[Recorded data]
+===+
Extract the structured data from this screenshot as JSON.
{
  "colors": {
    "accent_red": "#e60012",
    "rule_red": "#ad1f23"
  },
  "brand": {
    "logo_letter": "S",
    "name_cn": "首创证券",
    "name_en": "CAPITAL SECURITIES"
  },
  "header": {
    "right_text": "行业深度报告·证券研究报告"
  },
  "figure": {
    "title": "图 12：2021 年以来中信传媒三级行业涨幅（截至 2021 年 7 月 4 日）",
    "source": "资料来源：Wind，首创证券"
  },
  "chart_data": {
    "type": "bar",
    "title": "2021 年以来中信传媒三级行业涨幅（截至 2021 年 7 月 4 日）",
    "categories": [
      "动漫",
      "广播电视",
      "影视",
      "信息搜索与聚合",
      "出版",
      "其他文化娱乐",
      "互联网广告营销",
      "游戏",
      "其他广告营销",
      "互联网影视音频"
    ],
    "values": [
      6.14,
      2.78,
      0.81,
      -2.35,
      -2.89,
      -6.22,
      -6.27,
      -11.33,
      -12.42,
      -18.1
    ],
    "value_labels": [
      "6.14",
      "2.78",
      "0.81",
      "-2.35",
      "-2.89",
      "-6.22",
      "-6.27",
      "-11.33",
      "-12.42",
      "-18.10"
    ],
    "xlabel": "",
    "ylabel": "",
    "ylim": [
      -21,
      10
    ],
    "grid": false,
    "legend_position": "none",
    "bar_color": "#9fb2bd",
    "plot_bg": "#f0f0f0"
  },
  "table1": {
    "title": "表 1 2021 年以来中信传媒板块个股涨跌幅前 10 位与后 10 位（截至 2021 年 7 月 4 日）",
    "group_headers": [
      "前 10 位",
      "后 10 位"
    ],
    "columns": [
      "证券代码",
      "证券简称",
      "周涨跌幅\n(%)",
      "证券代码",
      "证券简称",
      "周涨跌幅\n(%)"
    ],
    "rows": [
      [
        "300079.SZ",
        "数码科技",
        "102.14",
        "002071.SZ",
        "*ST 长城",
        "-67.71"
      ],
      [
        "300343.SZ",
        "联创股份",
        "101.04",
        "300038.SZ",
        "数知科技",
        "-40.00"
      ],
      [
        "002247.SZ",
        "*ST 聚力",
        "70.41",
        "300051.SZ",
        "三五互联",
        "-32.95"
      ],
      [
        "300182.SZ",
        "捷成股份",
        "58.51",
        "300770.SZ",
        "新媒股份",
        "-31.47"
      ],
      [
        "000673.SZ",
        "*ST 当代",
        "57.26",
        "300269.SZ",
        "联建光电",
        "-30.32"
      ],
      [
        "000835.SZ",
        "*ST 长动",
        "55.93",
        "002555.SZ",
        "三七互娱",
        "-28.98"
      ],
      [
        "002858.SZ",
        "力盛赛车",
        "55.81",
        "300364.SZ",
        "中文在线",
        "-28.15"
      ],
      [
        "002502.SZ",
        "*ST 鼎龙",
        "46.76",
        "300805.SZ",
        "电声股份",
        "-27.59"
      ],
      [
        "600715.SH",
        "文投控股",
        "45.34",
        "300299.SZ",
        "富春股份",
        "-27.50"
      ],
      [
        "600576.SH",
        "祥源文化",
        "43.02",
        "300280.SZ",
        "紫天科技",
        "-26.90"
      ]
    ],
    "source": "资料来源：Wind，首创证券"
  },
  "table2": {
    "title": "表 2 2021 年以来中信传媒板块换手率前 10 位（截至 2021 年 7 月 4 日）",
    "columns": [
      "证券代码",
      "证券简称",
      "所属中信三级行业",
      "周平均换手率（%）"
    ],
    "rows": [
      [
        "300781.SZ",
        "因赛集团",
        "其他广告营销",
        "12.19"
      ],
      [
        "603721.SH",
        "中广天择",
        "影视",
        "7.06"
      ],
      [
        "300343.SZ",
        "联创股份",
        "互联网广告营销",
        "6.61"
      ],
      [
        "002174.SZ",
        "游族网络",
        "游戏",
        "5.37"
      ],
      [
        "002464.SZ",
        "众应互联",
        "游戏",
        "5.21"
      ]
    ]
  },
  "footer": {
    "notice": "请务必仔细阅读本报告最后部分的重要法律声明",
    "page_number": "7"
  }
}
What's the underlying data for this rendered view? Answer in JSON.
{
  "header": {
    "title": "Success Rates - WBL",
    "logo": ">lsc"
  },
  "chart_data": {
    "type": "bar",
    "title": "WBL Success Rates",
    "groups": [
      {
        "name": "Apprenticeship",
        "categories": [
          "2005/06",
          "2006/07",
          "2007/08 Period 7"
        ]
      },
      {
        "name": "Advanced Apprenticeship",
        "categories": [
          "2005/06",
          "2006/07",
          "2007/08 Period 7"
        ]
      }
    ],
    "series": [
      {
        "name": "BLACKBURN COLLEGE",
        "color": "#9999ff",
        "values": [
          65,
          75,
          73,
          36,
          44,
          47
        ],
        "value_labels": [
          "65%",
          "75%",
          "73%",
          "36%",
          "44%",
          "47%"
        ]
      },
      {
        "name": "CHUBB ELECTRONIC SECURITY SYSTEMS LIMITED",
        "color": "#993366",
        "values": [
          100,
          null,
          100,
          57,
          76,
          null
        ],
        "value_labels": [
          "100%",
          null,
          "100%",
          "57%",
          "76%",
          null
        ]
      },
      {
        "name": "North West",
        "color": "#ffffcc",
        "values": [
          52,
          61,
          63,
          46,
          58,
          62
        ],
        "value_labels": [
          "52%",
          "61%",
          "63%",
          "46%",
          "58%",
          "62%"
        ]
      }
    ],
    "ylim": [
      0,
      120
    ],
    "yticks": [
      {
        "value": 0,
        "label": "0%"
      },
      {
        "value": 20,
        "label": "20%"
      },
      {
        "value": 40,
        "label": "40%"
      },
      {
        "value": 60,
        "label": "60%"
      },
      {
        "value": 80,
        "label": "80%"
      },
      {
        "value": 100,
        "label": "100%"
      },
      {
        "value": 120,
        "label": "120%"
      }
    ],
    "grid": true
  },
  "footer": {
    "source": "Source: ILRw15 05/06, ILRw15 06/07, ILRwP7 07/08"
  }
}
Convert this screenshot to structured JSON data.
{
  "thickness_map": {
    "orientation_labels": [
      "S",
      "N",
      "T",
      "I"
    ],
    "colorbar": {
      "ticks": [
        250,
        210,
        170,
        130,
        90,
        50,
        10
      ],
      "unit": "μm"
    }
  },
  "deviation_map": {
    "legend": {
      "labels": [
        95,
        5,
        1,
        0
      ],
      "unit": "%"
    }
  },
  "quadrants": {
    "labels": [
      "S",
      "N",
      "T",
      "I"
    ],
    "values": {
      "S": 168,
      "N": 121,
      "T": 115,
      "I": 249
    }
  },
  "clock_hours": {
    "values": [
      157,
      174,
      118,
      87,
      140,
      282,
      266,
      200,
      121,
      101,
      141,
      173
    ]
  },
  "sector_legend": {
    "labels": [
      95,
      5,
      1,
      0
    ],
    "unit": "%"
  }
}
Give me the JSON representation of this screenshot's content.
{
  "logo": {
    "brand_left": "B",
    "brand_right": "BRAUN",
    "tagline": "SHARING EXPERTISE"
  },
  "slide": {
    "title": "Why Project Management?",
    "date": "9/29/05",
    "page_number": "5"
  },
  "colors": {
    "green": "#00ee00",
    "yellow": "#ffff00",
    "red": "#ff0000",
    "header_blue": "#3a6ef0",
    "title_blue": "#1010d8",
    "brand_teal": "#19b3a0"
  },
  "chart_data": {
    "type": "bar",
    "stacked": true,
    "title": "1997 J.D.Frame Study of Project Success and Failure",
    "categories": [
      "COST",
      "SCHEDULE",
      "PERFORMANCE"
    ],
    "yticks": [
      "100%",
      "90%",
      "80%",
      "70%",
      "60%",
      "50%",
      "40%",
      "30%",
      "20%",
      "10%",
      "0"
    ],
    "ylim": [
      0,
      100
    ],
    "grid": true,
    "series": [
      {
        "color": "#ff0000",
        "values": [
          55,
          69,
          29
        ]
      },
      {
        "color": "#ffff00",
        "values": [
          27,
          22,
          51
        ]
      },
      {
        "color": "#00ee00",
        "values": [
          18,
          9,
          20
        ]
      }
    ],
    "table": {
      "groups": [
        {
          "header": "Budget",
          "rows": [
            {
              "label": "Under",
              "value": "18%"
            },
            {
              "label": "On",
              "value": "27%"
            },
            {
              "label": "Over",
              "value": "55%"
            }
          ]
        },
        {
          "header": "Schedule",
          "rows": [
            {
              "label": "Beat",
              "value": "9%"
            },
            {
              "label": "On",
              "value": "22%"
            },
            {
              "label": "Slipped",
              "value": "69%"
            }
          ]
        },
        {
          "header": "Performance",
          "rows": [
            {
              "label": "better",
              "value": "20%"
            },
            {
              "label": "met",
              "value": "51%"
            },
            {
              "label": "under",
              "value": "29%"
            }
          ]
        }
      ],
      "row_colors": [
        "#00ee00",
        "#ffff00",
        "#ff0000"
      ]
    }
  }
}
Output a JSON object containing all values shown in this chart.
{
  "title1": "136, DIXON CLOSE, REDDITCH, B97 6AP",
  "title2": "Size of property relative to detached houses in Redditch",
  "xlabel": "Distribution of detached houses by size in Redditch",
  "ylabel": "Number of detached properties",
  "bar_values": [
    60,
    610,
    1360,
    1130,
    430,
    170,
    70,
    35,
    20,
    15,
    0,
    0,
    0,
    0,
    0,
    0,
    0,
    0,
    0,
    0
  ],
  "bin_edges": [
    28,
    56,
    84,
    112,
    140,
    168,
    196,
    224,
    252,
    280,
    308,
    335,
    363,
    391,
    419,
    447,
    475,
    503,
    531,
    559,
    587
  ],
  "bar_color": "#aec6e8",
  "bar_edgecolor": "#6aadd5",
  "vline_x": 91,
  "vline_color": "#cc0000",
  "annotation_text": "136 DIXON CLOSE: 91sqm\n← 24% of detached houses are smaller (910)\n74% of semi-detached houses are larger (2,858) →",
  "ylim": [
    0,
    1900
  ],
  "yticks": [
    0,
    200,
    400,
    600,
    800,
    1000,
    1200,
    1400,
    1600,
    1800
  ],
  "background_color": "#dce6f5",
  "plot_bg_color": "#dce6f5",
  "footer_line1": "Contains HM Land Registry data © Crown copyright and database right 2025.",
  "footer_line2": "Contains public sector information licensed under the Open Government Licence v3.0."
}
+===+
=== WHAT IS NEEDED ===
Report how many lines of the listing hold the string "ylabel", giving only the number.

=== EXERCISE OUTPUT ===
2